## Set problem
Transcribe every line of the rows below without any changes.

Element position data
★ ★ ★ ★

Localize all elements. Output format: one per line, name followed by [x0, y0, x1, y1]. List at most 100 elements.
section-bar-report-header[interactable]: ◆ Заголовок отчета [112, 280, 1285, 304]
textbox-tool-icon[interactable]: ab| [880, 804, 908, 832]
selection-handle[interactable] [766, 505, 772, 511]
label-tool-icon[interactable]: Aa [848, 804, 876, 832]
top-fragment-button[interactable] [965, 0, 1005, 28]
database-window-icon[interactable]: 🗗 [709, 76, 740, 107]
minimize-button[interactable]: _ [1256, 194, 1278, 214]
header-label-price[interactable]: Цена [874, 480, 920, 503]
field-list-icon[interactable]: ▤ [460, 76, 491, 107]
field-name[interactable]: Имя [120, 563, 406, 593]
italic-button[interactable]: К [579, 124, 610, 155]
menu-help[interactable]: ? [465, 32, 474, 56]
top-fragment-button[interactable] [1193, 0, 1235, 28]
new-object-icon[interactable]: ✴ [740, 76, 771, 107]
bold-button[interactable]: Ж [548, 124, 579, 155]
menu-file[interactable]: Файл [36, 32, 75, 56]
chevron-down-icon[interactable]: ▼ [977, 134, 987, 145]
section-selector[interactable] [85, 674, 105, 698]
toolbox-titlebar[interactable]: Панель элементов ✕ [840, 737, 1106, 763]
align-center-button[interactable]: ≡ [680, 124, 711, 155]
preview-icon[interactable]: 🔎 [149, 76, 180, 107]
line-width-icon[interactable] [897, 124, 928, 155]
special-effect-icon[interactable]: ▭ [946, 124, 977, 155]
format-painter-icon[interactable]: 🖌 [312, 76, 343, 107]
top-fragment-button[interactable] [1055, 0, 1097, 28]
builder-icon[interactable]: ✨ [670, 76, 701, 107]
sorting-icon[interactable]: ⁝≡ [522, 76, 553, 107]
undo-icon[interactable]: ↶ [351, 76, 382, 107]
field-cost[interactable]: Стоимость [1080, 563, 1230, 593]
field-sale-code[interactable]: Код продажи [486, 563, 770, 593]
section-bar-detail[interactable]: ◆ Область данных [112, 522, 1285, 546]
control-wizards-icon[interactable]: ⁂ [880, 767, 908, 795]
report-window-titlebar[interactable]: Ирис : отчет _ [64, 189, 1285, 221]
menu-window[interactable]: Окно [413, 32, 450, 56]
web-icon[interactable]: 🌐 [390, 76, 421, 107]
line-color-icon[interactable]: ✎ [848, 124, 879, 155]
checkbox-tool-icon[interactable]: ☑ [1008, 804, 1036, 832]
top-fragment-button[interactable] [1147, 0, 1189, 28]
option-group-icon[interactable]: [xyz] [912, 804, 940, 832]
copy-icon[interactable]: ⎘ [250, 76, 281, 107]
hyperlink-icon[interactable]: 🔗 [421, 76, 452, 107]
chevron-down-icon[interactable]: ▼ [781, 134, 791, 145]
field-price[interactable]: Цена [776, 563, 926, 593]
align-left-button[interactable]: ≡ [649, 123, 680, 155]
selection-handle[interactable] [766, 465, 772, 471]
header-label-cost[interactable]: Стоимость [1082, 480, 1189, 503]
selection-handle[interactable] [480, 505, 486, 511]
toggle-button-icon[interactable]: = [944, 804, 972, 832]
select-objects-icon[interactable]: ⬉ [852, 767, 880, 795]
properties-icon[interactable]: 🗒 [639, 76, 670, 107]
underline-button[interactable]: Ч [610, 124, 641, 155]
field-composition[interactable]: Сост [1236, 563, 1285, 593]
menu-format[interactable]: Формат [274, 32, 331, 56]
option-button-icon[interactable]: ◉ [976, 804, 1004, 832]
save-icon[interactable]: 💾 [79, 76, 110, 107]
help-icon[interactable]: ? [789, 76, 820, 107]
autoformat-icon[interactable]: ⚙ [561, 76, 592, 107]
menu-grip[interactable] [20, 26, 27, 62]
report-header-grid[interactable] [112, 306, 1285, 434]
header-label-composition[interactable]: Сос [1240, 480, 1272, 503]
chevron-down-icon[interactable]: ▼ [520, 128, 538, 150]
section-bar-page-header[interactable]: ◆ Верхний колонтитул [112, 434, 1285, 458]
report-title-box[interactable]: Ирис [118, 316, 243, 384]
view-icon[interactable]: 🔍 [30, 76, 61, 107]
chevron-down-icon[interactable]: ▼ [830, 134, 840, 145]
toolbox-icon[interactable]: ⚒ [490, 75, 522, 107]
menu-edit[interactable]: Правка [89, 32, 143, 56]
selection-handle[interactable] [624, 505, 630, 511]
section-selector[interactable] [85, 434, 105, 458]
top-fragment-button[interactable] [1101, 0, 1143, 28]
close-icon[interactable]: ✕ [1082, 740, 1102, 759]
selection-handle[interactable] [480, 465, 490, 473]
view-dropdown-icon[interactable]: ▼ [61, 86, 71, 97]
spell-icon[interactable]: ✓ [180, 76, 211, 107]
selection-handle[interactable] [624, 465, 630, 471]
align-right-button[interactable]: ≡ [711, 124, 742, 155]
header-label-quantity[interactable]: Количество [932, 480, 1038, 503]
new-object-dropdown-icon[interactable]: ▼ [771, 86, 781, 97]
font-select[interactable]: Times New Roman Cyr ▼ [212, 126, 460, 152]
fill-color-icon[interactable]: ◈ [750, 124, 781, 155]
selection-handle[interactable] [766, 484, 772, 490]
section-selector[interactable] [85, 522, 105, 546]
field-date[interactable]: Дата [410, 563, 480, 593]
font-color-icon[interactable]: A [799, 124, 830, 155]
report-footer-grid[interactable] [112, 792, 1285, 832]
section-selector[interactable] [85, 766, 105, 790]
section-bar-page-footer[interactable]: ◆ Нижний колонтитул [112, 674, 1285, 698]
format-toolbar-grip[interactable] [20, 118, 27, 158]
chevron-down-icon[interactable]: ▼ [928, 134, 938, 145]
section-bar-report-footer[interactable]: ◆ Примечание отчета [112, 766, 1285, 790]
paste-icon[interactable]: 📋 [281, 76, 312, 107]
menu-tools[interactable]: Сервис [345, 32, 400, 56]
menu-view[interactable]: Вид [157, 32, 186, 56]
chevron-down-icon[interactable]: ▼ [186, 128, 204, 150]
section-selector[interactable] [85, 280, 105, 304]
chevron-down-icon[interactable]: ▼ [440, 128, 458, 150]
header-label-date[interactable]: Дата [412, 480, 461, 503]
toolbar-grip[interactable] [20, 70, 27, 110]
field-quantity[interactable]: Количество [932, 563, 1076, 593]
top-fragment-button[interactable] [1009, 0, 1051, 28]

★ ★ ★ ★

## Full output
Localize all elements. Output format: one per line, name followed by [x0, y0, x1, y1]. List at most 100 elements.
section-bar-report-header[interactable]: ◆ Заголовок отчета [112, 280, 1285, 304]
textbox-tool-icon[interactable]: ab| [880, 804, 908, 832]
selection-handle[interactable] [766, 505, 772, 511]
label-tool-icon[interactable]: Aa [848, 804, 876, 832]
top-fragment-button[interactable] [965, 0, 1005, 28]
database-window-icon[interactable]: 🗗 [709, 76, 740, 107]
minimize-button[interactable]: _ [1256, 194, 1278, 214]
header-label-price[interactable]: Цена [874, 480, 920, 503]
field-list-icon[interactable]: ▤ [460, 76, 491, 107]
field-name[interactable]: Имя [120, 563, 406, 593]
italic-button[interactable]: К [579, 124, 610, 155]
menu-help[interactable]: ? [465, 32, 474, 56]
top-fragment-button[interactable] [1193, 0, 1235, 28]
new-object-icon[interactable]: ✴ [740, 76, 771, 107]
bold-button[interactable]: Ж [548, 124, 579, 155]
menu-file[interactable]: Файл [36, 32, 75, 56]
chevron-down-icon[interactable]: ▼ [977, 134, 987, 145]
section-selector[interactable] [85, 674, 105, 698]
toolbox-titlebar[interactable]: Панель элементов ✕ [840, 737, 1106, 763]
align-center-button[interactable]: ≡ [680, 124, 711, 155]
preview-icon[interactable]: 🔎 [149, 76, 180, 107]
line-width-icon[interactable] [897, 124, 928, 155]
special-effect-icon[interactable]: ▭ [946, 124, 977, 155]
format-painter-icon[interactable]: 🖌 [312, 76, 343, 107]
top-fragment-button[interactable] [1055, 0, 1097, 28]
builder-icon[interactable]: ✨ [670, 76, 701, 107]
sorting-icon[interactable]: ⁝≡ [522, 76, 553, 107]
undo-icon[interactable]: ↶ [351, 76, 382, 107]
field-cost[interactable]: Стоимость [1080, 563, 1230, 593]
field-sale-code[interactable]: Код продажи [486, 563, 770, 593]
section-bar-detail[interactable]: ◆ Область данных [112, 522, 1285, 546]
control-wizards-icon[interactable]: ⁂ [880, 767, 908, 795]
report-window-titlebar[interactable]: Ирис : отчет _ [64, 189, 1285, 221]
menu-window[interactable]: Окно [413, 32, 450, 56]
web-icon[interactable]: 🌐 [390, 76, 421, 107]
line-color-icon[interactable]: ✎ [848, 124, 879, 155]
checkbox-tool-icon[interactable]: ☑ [1008, 804, 1036, 832]
top-fragment-button[interactable] [1147, 0, 1189, 28]
option-group-icon[interactable]: [xyz] [912, 804, 940, 832]
copy-icon[interactable]: ⎘ [250, 76, 281, 107]
hyperlink-icon[interactable]: 🔗 [421, 76, 452, 107]
chevron-down-icon[interactable]: ▼ [781, 134, 791, 145]
field-price[interactable]: Цена [776, 563, 926, 593]
align-left-button[interactable]: ≡ [649, 123, 680, 155]
selection-handle[interactable] [766, 465, 772, 471]
header-label-cost[interactable]: Стоимость [1082, 480, 1189, 503]
selection-handle[interactable] [480, 505, 486, 511]
toggle-button-icon[interactable]: = [944, 804, 972, 832]
select-objects-icon[interactable]: ⬉ [852, 767, 880, 795]
properties-icon[interactable]: 🗒 [639, 76, 670, 107]
underline-button[interactable]: Ч [610, 124, 641, 155]
field-composition[interactable]: Сост [1236, 563, 1285, 593]
menu-format[interactable]: Формат [274, 32, 331, 56]
option-button-icon[interactable]: ◉ [976, 804, 1004, 832]
save-icon[interactable]: 💾 [79, 76, 110, 107]
help-icon[interactable]: ? [789, 76, 820, 107]
autoformat-icon[interactable]: ⚙ [561, 76, 592, 107]
menu-grip[interactable] [20, 26, 27, 62]
report-header-grid[interactable] [112, 306, 1285, 434]
header-label-composition[interactable]: Сос [1240, 480, 1272, 503]
chevron-down-icon[interactable]: ▼ [520, 128, 538, 150]
section-bar-page-header[interactable]: ◆ Верхний колонтитул [112, 434, 1285, 458]
report-title-box[interactable]: Ирис [118, 316, 243, 384]
view-icon[interactable]: 🔍 [30, 76, 61, 107]
chevron-down-icon[interactable]: ▼ [830, 134, 840, 145]
toolbox-icon[interactable]: ⚒ [490, 75, 522, 107]
menu-edit[interactable]: Правка [89, 32, 143, 56]
selection-handle[interactable] [624, 505, 630, 511]
section-selector[interactable] [85, 434, 105, 458]
top-fragment-button[interactable] [1101, 0, 1143, 28]
close-icon[interactable]: ✕ [1082, 740, 1102, 759]
selection-handle[interactable] [480, 465, 490, 473]
view-dropdown-icon[interactable]: ▼ [61, 86, 71, 97]
spell-icon[interactable]: ✓ [180, 76, 211, 107]
selection-handle[interactable] [624, 465, 630, 471]
align-right-button[interactable]: ≡ [711, 124, 742, 155]
header-label-quantity[interactable]: Количество [932, 480, 1038, 503]
new-object-dropdown-icon[interactable]: ▼ [771, 86, 781, 97]
font-select[interactable]: Times New Roman Cyr ▼ [212, 126, 460, 152]
fill-color-icon[interactable]: ◈ [750, 124, 781, 155]
selection-handle[interactable] [766, 484, 772, 490]
section-selector[interactable] [85, 522, 105, 546]
field-date[interactable]: Дата [410, 563, 480, 593]
font-color-icon[interactable]: A [799, 124, 830, 155]
report-footer-grid[interactable] [112, 792, 1285, 832]
section-selector[interactable] [85, 766, 105, 790]
section-bar-page-footer[interactable]: ◆ Нижний колонтитул [112, 674, 1285, 698]
format-toolbar-grip[interactable] [20, 118, 27, 158]
chevron-down-icon[interactable]: ▼ [928, 134, 938, 145]
section-bar-report-footer[interactable]: ◆ Примечание отчета [112, 766, 1285, 790]
paste-icon[interactable]: 📋 [281, 76, 312, 107]
menu-tools[interactable]: Сервис [345, 32, 400, 56]
menu-view[interactable]: Вид [157, 32, 186, 56]
chevron-down-icon[interactable]: ▼ [186, 128, 204, 150]
section-selector[interactable] [85, 280, 105, 304]
chevron-down-icon[interactable]: ▼ [440, 128, 458, 150]
header-label-date[interactable]: Дата [412, 480, 461, 503]
toolbar-grip[interactable] [20, 70, 27, 110]
field-quantity[interactable]: Количество [932, 563, 1076, 593]
top-fragment-button[interactable] [1009, 0, 1051, 28]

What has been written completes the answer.